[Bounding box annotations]

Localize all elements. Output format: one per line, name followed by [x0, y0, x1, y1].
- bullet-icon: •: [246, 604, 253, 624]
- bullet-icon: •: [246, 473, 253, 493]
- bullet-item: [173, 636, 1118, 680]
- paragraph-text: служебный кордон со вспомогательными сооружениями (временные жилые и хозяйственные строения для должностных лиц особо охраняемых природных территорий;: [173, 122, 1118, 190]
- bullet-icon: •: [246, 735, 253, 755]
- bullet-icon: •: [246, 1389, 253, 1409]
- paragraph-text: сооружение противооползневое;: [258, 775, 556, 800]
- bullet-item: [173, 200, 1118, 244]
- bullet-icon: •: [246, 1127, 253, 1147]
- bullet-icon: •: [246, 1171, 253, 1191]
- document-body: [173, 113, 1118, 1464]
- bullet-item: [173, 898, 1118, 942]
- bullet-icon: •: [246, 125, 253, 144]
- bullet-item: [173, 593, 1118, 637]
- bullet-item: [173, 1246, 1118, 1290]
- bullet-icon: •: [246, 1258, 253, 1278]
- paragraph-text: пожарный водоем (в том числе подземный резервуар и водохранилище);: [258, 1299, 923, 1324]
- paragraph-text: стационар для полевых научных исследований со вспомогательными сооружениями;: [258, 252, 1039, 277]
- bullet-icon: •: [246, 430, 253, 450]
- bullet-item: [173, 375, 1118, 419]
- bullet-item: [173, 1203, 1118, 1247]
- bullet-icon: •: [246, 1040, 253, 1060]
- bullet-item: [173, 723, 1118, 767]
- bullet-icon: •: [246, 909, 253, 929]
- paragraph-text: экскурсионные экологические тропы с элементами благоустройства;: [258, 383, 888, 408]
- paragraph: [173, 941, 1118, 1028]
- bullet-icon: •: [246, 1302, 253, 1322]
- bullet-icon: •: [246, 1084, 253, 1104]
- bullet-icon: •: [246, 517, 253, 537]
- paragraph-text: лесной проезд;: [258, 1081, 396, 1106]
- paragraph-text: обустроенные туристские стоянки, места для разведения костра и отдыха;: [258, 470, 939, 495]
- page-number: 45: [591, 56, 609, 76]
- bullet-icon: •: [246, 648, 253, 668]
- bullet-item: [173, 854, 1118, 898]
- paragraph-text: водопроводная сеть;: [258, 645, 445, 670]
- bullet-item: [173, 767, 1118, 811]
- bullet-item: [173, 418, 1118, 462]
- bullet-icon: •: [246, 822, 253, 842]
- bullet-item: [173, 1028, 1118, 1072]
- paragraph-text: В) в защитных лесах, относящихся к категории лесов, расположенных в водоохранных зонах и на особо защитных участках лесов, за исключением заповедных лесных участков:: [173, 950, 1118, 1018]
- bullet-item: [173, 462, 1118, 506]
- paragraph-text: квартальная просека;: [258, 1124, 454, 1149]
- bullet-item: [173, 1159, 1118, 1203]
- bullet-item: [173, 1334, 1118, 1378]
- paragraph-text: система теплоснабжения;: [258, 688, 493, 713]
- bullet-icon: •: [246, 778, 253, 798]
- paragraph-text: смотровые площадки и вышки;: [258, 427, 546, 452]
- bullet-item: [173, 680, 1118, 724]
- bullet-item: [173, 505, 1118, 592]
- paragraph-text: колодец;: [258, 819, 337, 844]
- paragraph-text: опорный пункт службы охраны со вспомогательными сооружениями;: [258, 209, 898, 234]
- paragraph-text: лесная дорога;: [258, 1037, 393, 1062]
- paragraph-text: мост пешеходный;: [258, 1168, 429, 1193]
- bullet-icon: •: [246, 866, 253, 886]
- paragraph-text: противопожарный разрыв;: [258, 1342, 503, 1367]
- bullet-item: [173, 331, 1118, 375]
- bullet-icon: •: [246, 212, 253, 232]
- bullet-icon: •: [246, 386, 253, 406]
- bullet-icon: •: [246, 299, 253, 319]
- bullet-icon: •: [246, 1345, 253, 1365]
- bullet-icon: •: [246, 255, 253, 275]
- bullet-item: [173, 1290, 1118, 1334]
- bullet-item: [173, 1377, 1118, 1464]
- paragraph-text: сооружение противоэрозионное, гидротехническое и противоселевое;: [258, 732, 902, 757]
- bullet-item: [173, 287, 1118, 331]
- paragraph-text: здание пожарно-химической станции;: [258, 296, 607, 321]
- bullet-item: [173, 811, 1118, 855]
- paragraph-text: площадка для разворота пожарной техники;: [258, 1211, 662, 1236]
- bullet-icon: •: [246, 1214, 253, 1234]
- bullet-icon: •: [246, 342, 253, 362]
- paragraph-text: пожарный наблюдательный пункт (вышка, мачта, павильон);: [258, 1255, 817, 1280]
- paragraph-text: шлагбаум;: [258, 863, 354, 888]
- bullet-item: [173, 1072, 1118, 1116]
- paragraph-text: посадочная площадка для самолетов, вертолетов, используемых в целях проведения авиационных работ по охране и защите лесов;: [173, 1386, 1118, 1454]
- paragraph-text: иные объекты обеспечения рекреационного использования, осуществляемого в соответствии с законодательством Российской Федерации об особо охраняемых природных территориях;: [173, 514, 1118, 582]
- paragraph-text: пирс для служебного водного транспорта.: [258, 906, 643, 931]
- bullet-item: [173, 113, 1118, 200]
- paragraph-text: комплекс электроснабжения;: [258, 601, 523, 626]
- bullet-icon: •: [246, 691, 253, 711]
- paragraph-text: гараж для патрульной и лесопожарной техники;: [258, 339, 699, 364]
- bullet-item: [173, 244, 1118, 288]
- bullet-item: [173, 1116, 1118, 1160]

**Given task**
Rewrite all of the records above, substituting "text-line" for every occurrence of "paragraph-text" and leaving everything else unchanged.

**Output below**
Localize all elements. Output format: one per line, name followed by [x0, y0, x1, y1].
- bullet-icon: •: [246, 604, 253, 624]
- bullet-icon: •: [246, 473, 253, 493]
- bullet-item: [173, 636, 1118, 680]
- text-line: служебный кордон со вспомогательными сооружениями (временные жилые и хозяйственные строения для должностных лиц особо охраняемых природных территорий;: [173, 122, 1118, 190]
- bullet-icon: •: [246, 735, 253, 755]
- bullet-icon: •: [246, 1389, 253, 1409]
- text-line: сооружение противооползневое;: [258, 775, 556, 800]
- bullet-item: [173, 200, 1118, 244]
- bullet-icon: •: [246, 1127, 253, 1147]
- bullet-icon: •: [246, 1171, 253, 1191]
- document-body: [173, 113, 1118, 1464]
- bullet-item: [173, 898, 1118, 942]
- bullet-icon: •: [246, 125, 253, 144]
- bullet-item: [173, 593, 1118, 637]
- bullet-item: [173, 1246, 1118, 1290]
- bullet-icon: •: [246, 1258, 253, 1278]
- text-line: пожарный водоем (в том числе подземный резервуар и водохранилище);: [258, 1299, 923, 1324]
- text-line: стационар для полевых научных исследований со вспомогательными сооружениями;: [258, 252, 1039, 277]
- bullet-icon: •: [246, 430, 253, 450]
- bullet-item: [173, 375, 1118, 419]
- bullet-item: [173, 1203, 1118, 1247]
- bullet-icon: •: [246, 1040, 253, 1060]
- bullet-item: [173, 723, 1118, 767]
- bullet-icon: •: [246, 909, 253, 929]
- text-line: экскурсионные экологические тропы с элементами благоустройства;: [258, 383, 888, 408]
- paragraph: [173, 941, 1118, 1028]
- bullet-icon: •: [246, 1302, 253, 1322]
- bullet-icon: •: [246, 1084, 253, 1104]
- bullet-icon: •: [246, 517, 253, 537]
- text-line: лесной проезд;: [258, 1081, 396, 1106]
- text-line: обустроенные туристские стоянки, места для разведения костра и отдыха;: [258, 470, 939, 495]
- page-number: 45: [591, 56, 609, 76]
- bullet-icon: •: [246, 648, 253, 668]
- bullet-item: [173, 854, 1118, 898]
- text-line: водопроводная сеть;: [258, 645, 445, 670]
- bullet-item: [173, 767, 1118, 811]
- bullet-item: [173, 418, 1118, 462]
- bullet-icon: •: [246, 822, 253, 842]
- bullet-item: [173, 1028, 1118, 1072]
- text-line: В) в защитных лесах, относящихся к категории лесов, расположенных в водоохранных зонах и на особо защитных участках лесов, за исключением заповедных лесных участков:: [173, 950, 1118, 1018]
- bullet-item: [173, 462, 1118, 506]
- text-line: квартальная просека;: [258, 1124, 454, 1149]
- bullet-item: [173, 1159, 1118, 1203]
- bullet-item: [173, 1334, 1118, 1378]
- text-line: система теплоснабжения;: [258, 688, 493, 713]
- bullet-icon: •: [246, 778, 253, 798]
- text-line: смотровые площадки и вышки;: [258, 427, 546, 452]
- bullet-item: [173, 680, 1118, 724]
- bullet-item: [173, 505, 1118, 592]
- text-line: колодец;: [258, 819, 337, 844]
- text-line: опорный пункт службы охраны со вспомогательными сооружениями;: [258, 209, 898, 234]
- text-line: лесная дорога;: [258, 1037, 393, 1062]
- text-line: мост пешеходный;: [258, 1168, 429, 1193]
- bullet-icon: •: [246, 866, 253, 886]
- text-line: противопожарный разрыв;: [258, 1342, 503, 1367]
- bullet-item: [173, 331, 1118, 375]
- bullet-icon: •: [246, 212, 253, 232]
- bullet-icon: •: [246, 386, 253, 406]
- bullet-icon: •: [246, 299, 253, 319]
- bullet-icon: •: [246, 1345, 253, 1365]
- bullet-icon: •: [246, 255, 253, 275]
- bullet-item: [173, 1290, 1118, 1334]
- bullet-item: [173, 1377, 1118, 1464]
- text-line: сооружение противоэрозионное, гидротехническое и противоселевое;: [258, 732, 902, 757]
- bullet-item: [173, 287, 1118, 331]
- text-line: здание пожарно-химической станции;: [258, 296, 607, 321]
- bullet-item: [173, 811, 1118, 855]
- text-line: площадка для разворота пожарной техники;: [258, 1211, 662, 1236]
- bullet-icon: •: [246, 1214, 253, 1234]
- bullet-icon: •: [246, 342, 253, 362]
- text-line: пожарный наблюдательный пункт (вышка, мачта, павильон);: [258, 1255, 817, 1280]
- text-line: шлагбаум;: [258, 863, 354, 888]
- bullet-item: [173, 1072, 1118, 1116]
- text-line: посадочная площадка для самолетов, вертолетов, используемых в целях проведения авиационных работ по охране и защите лесов;: [173, 1386, 1118, 1454]
- text-line: иные объекты обеспечения рекреационного использования, осуществляемого в соответствии с законодательством Российской Федерации об особо охраняемых природных территориях;: [173, 514, 1118, 582]
- text-line: пирс для служебного водного транспорта.: [258, 906, 643, 931]
- bullet-item: [173, 113, 1118, 200]
- text-line: комплекс электроснабжения;: [258, 601, 523, 626]
- bullet-icon: •: [246, 691, 253, 711]
- text-line: гараж для патрульной и лесопожарной техники;: [258, 339, 699, 364]
- bullet-item: [173, 244, 1118, 288]
- bullet-item: [173, 1116, 1118, 1160]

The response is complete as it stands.